[start]

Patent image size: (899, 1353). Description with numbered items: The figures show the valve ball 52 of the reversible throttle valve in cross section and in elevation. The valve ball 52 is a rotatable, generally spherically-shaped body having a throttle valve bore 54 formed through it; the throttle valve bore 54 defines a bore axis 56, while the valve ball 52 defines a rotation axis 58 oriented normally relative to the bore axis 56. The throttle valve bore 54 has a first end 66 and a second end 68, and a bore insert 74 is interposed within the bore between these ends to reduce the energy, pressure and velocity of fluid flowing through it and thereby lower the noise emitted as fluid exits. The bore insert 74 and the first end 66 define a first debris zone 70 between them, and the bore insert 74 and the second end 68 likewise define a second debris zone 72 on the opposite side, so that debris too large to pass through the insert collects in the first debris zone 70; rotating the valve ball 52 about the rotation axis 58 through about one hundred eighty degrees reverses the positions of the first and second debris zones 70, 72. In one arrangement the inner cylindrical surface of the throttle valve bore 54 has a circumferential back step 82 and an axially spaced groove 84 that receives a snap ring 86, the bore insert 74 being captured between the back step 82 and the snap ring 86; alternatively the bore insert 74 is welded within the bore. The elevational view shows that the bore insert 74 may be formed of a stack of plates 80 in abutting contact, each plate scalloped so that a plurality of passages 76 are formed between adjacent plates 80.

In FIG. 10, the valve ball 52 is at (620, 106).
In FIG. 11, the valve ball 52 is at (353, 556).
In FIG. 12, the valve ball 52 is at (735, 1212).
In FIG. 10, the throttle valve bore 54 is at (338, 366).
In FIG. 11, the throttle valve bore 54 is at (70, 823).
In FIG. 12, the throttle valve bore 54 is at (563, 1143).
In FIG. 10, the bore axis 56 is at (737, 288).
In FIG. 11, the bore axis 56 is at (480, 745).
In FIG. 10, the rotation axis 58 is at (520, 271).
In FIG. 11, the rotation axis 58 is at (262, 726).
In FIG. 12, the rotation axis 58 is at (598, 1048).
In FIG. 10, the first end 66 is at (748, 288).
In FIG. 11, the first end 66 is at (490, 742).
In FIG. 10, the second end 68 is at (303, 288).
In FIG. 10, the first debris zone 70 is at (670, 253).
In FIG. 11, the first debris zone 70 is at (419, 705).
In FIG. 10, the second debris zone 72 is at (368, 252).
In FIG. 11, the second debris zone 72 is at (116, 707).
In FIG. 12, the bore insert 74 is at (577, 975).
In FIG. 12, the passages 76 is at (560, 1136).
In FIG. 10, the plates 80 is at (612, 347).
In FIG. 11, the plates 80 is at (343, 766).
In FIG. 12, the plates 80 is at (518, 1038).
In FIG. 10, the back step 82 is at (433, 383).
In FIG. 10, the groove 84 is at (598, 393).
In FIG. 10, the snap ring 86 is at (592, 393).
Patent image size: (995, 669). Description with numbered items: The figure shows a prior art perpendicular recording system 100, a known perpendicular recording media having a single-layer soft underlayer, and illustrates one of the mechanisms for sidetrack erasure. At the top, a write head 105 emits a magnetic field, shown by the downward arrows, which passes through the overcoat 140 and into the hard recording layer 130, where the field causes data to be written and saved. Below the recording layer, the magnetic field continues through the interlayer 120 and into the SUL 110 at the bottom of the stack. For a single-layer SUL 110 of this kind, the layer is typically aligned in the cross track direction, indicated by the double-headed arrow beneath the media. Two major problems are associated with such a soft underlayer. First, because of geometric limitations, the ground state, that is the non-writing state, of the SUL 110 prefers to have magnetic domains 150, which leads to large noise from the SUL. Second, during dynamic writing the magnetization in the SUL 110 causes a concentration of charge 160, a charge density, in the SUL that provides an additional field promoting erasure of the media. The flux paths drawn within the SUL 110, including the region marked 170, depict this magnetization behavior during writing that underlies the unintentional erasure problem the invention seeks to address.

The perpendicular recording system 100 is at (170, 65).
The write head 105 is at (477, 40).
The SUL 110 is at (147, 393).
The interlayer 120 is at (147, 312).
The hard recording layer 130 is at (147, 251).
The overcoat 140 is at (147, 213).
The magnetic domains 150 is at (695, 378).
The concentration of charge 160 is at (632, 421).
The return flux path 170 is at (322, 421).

[end]

**STATED GOAL**
Can you copy every line of both records above verbatim, keeping each one unchanged?

**SOLUTION FOR THIS PROBLEM**
Patent image size: (899, 1353). Description with numbered items: The figures show the valve ball 52 of the reversible throttle valve in cross section and in elevation. The valve ball 52 is a rotatable, generally spherically-shaped body having a throttle valve bore 54 formed through it; the throttle valve bore 54 defines a bore axis 56, while the valve ball 52 defines a rotation axis 58 oriented normally relative to the bore axis 56. The throttle valve bore 54 has a first end 66 and a second end 68, and a bore insert 74 is interposed within the bore between these ends to reduce the energy, pressure and velocity of fluid flowing through it and thereby lower the noise emitted as fluid exits. The bore insert 74 and the first end 66 define a first debris zone 70 between them, and the bore insert 74 and the second end 68 likewise define a second debris zone 72 on the opposite side, so that debris too large to pass through the insert collects in the first debris zone 70; rotating the valve ball 52 about the rotation axis 58 through about one hundred eighty degrees reverses the positions of the first and second debris zones 70, 72. In one arrangement the inner cylindrical surface of the throttle valve bore 54 has a circumferential back step 82 and an axially spaced groove 84 that receives a snap ring 86, the bore insert 74 being captured between the back step 82 and the snap ring 86; alternatively the bore insert 74 is welded within the bore. The elevational view shows that the bore insert 74 may be formed of a stack of plates 80 in abutting contact, each plate scalloped so that a plurality of passages 76 are formed between adjacent plates 80.

In FIG. 10, the valve ball 52 is at (620, 106).
In FIG. 11, the valve ball 52 is at (353, 556).
In FIG. 12, the valve ball 52 is at (735, 1212).
In FIG. 10, the throttle valve bore 54 is at (338, 366).
In FIG. 11, the throttle valve bore 54 is at (70, 823).
In FIG. 12, the throttle valve bore 54 is at (563, 1143).
In FIG. 10, the bore axis 56 is at (737, 288).
In FIG. 11, the bore axis 56 is at (480, 745).
In FIG. 10, the rotation axis 58 is at (520, 271).
In FIG. 11, the rotation axis 58 is at (262, 726).
In FIG. 12, the rotation axis 58 is at (598, 1048).
In FIG. 10, the first end 66 is at (748, 288).
In FIG. 11, the first end 66 is at (490, 742).
In FIG. 10, the second end 68 is at (303, 288).
In FIG. 10, the first debris zone 70 is at (670, 253).
In FIG. 11, the first debris zone 70 is at (419, 705).
In FIG. 10, the second debris zone 72 is at (368, 252).
In FIG. 11, the second debris zone 72 is at (116, 707).
In FIG. 12, the bore insert 74 is at (577, 975).
In FIG. 12, the passages 76 is at (560, 1136).
In FIG. 10, the plates 80 is at (612, 347).
In FIG. 11, the plates 80 is at (343, 766).
In FIG. 12, the plates 80 is at (518, 1038).
In FIG. 10, the back step 82 is at (433, 383).
In FIG. 10, the groove 84 is at (598, 393).
In FIG. 10, the snap ring 86 is at (592, 393).
Patent image size: (995, 669). Description with numbered items: The figure shows a prior art perpendicular recording system 100, a known perpendicular recording media having a single-layer soft underlayer, and illustrates one of the mechanisms for sidetrack erasure. At the top, a write head 105 emits a magnetic field, shown by the downward arrows, which passes through the overcoat 140 and into the hard recording layer 130, where the field causes data to be written and saved. Below the recording layer, the magnetic field continues through the interlayer 120 and into the SUL 110 at the bottom of the stack. For a single-layer SUL 110 of this kind, the layer is typically aligned in the cross track direction, indicated by the double-headed arrow beneath the media. Two major problems are associated with such a soft underlayer. First, because of geometric limitations, the ground state, that is the non-writing state, of the SUL 110 prefers to have magnetic domains 150, which leads to large noise from the SUL. Second, during dynamic writing the magnetization in the SUL 110 causes a concentration of charge 160, a charge density, in the SUL that provides an additional field promoting erasure of the media. The flux paths drawn within the SUL 110, including the region marked 170, depict this magnetization behavior during writing that underlies the unintentional erasure problem the invention seeks to address.

The perpendicular recording system 100 is at (170, 65).
The write head 105 is at (477, 40).
The SUL 110 is at (147, 393).
The interlayer 120 is at (147, 312).
The hard recording layer 130 is at (147, 251).
The overcoat 140 is at (147, 213).
The magnetic domains 150 is at (695, 378).
The concentration of charge 160 is at (632, 421).
The return flux path 170 is at (322, 421).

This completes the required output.